◆ Problems to work on:
1. From the passage on corporate cyber resilience, extract everything from "According to the" down to "make adequate provisions.".
2. Extend the passage on corporate cyber resilience, picking up after its final sentence.

A cyber attack is any attempt to expose, alter, disable, destroy, steal, gain unauthorised access to or make unauthorised use of an asset.

According to the UK Government’s ‘Cyber Security Breaches Survey 2019’1, 32% of businesses reported having a cyber security incident in a 12-month period. For businesses that lost data or assets after breaches, the average annual cost was up to £22,700. However, the direct cost is just one aspect of such incidents – indirect, long-term and intangible costs tend to be overlooked (e.g. lost productivity, reputational damage, and the effects on the operating environment and people). This means that organisations may not fully appreciate the full consequences of breaches and fail to make adequate provisions.

Ricardo recommends a three-step framework to increase corporate cyber resilience – readiness, response and recovery.

Readiness

Individual readiness builds the foundation of corporate preparedness and comes in the form of basic good housekeeping (e.g. password protocols, user education, awareness raising and training).

Corporate preparedness includes adopting an organisational security standard, raising information security awareness, educating staff, establishing resilient cybersecurity policies and creating an IT-specific risk assessment – backed with investment in IT teams and defences. It also involves preparing a business impact analysis (BIA), business continuity plan (BCP) and crisis management plan (CMP).

Cyber readiness should go hand in hand with IT system testing, including penetration testing. Working with IT team members to ensure they can anticipate, assess, prevent, prepare, respond, contain and recover systems quickly.

Response

The response to a cyber attack should be measured by its scale and the extent to which it cross contaminates systems. It must be addressed operationally, tactically and strategically, and be led by the BCP and CMP.

◆ Entries supplied:

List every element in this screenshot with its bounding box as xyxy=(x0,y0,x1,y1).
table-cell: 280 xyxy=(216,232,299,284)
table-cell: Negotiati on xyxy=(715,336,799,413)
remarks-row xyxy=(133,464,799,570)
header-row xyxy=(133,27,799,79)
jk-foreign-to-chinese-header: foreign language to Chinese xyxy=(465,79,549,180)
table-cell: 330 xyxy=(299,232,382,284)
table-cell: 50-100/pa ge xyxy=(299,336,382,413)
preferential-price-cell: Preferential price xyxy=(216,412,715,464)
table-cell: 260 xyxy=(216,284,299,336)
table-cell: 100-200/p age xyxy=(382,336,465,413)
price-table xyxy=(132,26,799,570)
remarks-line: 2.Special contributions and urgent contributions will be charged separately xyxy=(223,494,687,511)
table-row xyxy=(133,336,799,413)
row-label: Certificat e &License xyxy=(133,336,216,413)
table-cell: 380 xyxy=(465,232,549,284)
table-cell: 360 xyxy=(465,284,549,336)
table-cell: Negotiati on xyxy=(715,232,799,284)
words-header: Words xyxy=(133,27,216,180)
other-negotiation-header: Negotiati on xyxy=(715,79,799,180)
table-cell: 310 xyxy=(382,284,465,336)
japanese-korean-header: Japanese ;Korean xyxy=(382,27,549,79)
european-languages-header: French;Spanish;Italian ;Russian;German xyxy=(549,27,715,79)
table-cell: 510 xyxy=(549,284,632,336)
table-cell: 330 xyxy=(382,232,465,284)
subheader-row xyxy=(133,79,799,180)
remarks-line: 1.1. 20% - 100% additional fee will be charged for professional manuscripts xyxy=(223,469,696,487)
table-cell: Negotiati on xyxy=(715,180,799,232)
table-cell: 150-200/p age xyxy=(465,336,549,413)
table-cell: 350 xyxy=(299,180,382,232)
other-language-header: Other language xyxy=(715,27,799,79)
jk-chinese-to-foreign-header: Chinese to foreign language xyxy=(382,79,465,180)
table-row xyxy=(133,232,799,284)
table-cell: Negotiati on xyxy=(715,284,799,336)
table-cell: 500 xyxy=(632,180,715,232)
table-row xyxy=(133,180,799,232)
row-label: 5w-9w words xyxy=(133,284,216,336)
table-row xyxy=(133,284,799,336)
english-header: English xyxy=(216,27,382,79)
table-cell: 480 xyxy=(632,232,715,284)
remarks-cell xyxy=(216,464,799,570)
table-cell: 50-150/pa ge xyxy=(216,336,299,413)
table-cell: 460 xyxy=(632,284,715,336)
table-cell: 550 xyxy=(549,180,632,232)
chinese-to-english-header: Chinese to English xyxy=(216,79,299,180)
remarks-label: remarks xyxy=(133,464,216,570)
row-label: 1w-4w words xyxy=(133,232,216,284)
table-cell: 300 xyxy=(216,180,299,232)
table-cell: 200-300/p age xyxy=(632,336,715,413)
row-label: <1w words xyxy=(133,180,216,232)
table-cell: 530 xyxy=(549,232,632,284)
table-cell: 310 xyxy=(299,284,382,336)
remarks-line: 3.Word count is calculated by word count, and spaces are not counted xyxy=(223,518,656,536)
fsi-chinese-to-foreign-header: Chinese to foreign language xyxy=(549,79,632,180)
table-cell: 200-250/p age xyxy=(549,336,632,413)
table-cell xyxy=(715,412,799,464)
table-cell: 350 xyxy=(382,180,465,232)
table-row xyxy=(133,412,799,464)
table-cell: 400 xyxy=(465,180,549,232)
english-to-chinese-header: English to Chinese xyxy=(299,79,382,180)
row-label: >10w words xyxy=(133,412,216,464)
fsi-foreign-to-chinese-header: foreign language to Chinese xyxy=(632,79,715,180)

◆ Written answers:
1.
According to the UK Government’s ‘Cyber Security Breaches Survey 2019’1, 32% of businesses reported having a cyber security incident in a 12-month period. For businesses that lost data or assets after breaches, the average annual cost was up to £22,700. However, the direct cost is just one aspect of such incidents – indirect, long-term and intangible costs tend to be overlooked (e.g. lost productivity, reputational damage, and the effects on the operating environment and people). This means that organisations may not fully appreciate the full consequences of breaches and fail to make adequate provisions.

2.
Business continuity plan

A BCP enables critical activities to continue and starts with preparing a BIA. A thorough BIA identifies the people, systems, equipment and workspaces required to support and deliver critical activities. It sets recovery time objectives (RTO) based on the maximum tolerable period of disruption (MTPoD). Mitigation strategies in the BCP should ensure critical products and services are not affected by an incident, and that robust and rapid recovery mechanisms are in place or that workarounds can be implemented.

Crisis management plan

CMP ensures wider coordination of a response to reduce impacts on people, the operating environment, assets and reputation. CMPs mitigate the potential for these impacts by putting in place structures and systems to ensure a coordinated, coherent response.

  During the WannaCry cyber attack, many NHS hospitals managed without IT systems for more than 72 hours. While IT teams worked to identify affected systems and install patches, hospital command teams coordinated the operational response, ensuring patient and staff safety without access to the usual systems and processes. The effective coordination of staff, clear communication to all stakeholders and their coherent response strategies ensured the NHS looked after its patients and maintained its reputation throughout the cyber response.

Recovery

Following the initial response to a cyber attack, it is crucial to map the recovery of business and IT systems to reduce the long-term impacts. The BCP and CMP should outline separate processes for tactical and strategic operations during the recovery phase.

Initial tactical recovery should be driven by the BCP, ensuring that critical activities are brought back online as a matter of urgency. Tactical recovery should endeavour to prevent any system reaching its own MTPoD, so minimising wider business effects. After the initial phase, the CMP focuses on long-term effects and wider thinking following leadership decisions made at a strategic level.

Strategic recovery concerns wider corporate recovery and short-term business continuity. Longer term reputational impacts should be assessed and mitigated through effective stakeholder management and communication to rebuild trust in the organisation.

Tactical and strategic lessons learnt from a cyber attack should be embedded into the BCP and CMP to improve readiness, response and recovery for any subsequent incidents.

Training and exercising

Training and exercising will enhance readiness, response and recovery in an organisation. All resulting learnings should be included in the BCP and CMP.

Training for an operational response should focus on non-technical skills, which are the core building blocks to successfully tackling incidents:

Situational awareness – this is your ability to collect and process information, and then make projections about potential impacts; looking for the worst-reasonable and most-likely future states.

Decision making – decisions should be timely, effective and defensible. They may not be easy to make or correct (with hindsight), but must be justifiable given the information available at the time they are taken.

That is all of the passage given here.